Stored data
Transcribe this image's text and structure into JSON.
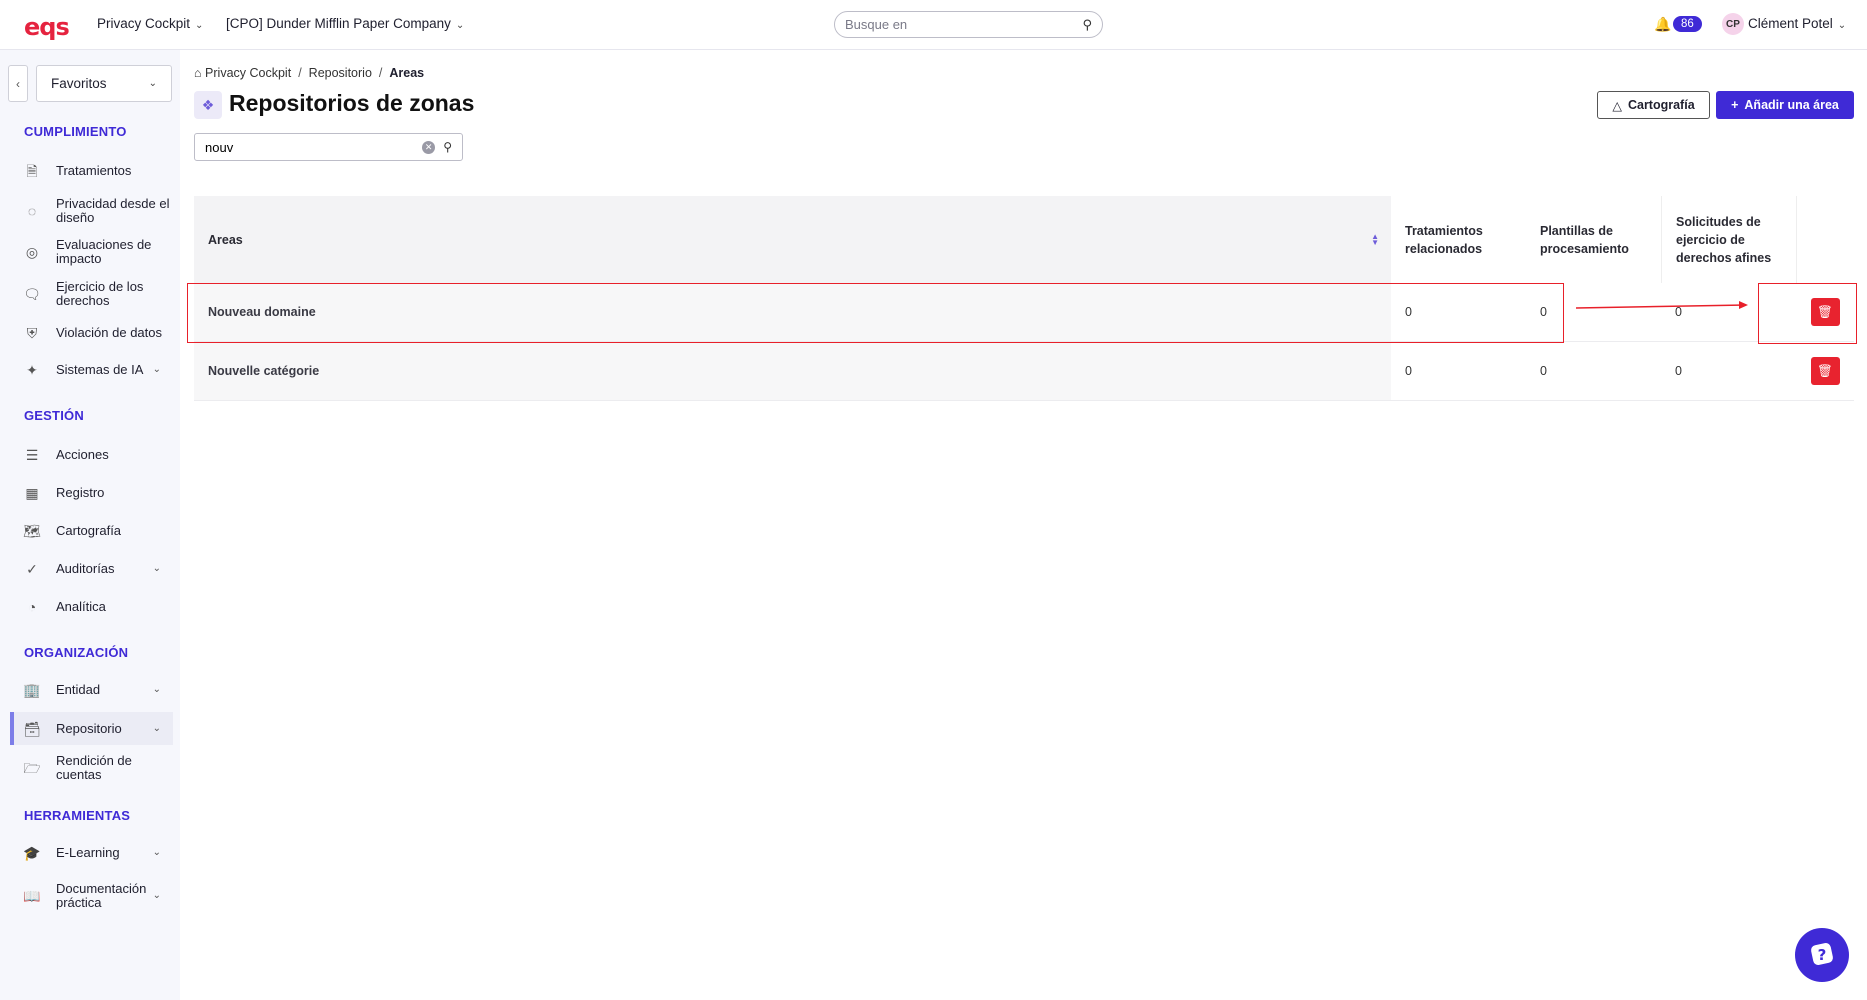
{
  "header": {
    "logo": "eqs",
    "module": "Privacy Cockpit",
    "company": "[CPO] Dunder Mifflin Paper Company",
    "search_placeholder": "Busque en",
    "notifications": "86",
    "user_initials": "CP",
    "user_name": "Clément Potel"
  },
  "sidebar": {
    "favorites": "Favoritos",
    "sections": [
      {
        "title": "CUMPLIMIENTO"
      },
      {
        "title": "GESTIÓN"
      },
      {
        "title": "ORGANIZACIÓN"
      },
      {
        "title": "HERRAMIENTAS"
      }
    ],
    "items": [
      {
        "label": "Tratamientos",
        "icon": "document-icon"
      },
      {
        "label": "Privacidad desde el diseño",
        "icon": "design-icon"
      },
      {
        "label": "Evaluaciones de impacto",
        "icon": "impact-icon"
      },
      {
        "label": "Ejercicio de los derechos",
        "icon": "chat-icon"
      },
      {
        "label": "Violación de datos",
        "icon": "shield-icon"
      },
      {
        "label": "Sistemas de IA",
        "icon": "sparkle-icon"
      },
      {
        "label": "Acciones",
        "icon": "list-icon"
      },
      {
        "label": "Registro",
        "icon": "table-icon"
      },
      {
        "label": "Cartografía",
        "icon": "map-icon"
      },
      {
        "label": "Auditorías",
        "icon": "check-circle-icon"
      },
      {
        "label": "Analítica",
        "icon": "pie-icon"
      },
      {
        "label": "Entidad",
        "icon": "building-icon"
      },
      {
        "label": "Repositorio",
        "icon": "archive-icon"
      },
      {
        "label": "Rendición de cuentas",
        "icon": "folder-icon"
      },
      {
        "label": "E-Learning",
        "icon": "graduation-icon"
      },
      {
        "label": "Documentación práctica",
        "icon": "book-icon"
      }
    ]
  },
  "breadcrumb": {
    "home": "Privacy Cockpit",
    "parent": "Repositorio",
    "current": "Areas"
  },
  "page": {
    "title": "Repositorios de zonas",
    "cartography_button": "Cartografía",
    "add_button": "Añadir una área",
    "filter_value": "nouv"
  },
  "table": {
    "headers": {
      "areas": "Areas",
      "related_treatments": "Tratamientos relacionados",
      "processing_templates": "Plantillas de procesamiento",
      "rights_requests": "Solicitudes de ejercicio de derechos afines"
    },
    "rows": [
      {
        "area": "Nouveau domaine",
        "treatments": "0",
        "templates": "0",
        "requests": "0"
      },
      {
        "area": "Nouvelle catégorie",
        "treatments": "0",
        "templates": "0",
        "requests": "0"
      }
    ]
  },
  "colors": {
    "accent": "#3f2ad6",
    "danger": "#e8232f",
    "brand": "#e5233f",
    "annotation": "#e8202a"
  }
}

» REQUIRED WORK
Reproduce each entry verbatim, excluding any embedded images.

» PROBLEM SOLUTION
Transcribe this image's text and structure into JSON.
{
  "header": {
    "logo": "eqs",
    "module": "Privacy Cockpit",
    "company": "[CPO] Dunder Mifflin Paper Company",
    "search_placeholder": "Busque en",
    "notifications": "86",
    "user_initials": "CP",
    "user_name": "Clément Potel"
  },
  "sidebar": {
    "favorites": "Favoritos",
    "sections": [
      {
        "title": "CUMPLIMIENTO"
      },
      {
        "title": "GESTIÓN"
      },
      {
        "title": "ORGANIZACIÓN"
      },
      {
        "title": "HERRAMIENTAS"
      }
    ],
    "items": [
      {
        "label": "Tratamientos",
        "icon": "document-icon"
      },
      {
        "label": "Privacidad desde el diseño",
        "icon": "design-icon"
      },
      {
        "label": "Evaluaciones de impacto",
        "icon": "impact-icon"
      },
      {
        "label": "Ejercicio de los derechos",
        "icon": "chat-icon"
      },
      {
        "label": "Violación de datos",
        "icon": "shield-icon"
      },
      {
        "label": "Sistemas de IA",
        "icon": "sparkle-icon"
      },
      {
        "label": "Acciones",
        "icon": "list-icon"
      },
      {
        "label": "Registro",
        "icon": "table-icon"
      },
      {
        "label": "Cartografía",
        "icon": "map-icon"
      },
      {
        "label": "Auditorías",
        "icon": "check-circle-icon"
      },
      {
        "label": "Analítica",
        "icon": "pie-icon"
      },
      {
        "label": "Entidad",
        "icon": "building-icon"
      },
      {
        "label": "Repositorio",
        "icon": "archive-icon"
      },
      {
        "label": "Rendición de cuentas",
        "icon": "folder-icon"
      },
      {
        "label": "E-Learning",
        "icon": "graduation-icon"
      },
      {
        "label": "Documentación práctica",
        "icon": "book-icon"
      }
    ]
  },
  "breadcrumb": {
    "home": "Privacy Cockpit",
    "parent": "Repositorio",
    "current": "Areas"
  },
  "page": {
    "title": "Repositorios de zonas",
    "cartography_button": "Cartografía",
    "add_button": "Añadir una área",
    "filter_value": "nouv"
  },
  "table": {
    "headers": {
      "areas": "Areas",
      "related_treatments": "Tratamientos relacionados",
      "processing_templates": "Plantillas de procesamiento",
      "rights_requests": "Solicitudes de ejercicio de derechos afines"
    },
    "rows": [
      {
        "area": "Nouveau domaine",
        "treatments": "0",
        "templates": "0",
        "requests": "0"
      },
      {
        "area": "Nouvelle catégorie",
        "treatments": "0",
        "templates": "0",
        "requests": "0"
      }
    ]
  },
  "colors": {
    "accent": "#3f2ad6",
    "danger": "#e8232f",
    "brand": "#e5233f",
    "annotation": "#e8202a"
  }
}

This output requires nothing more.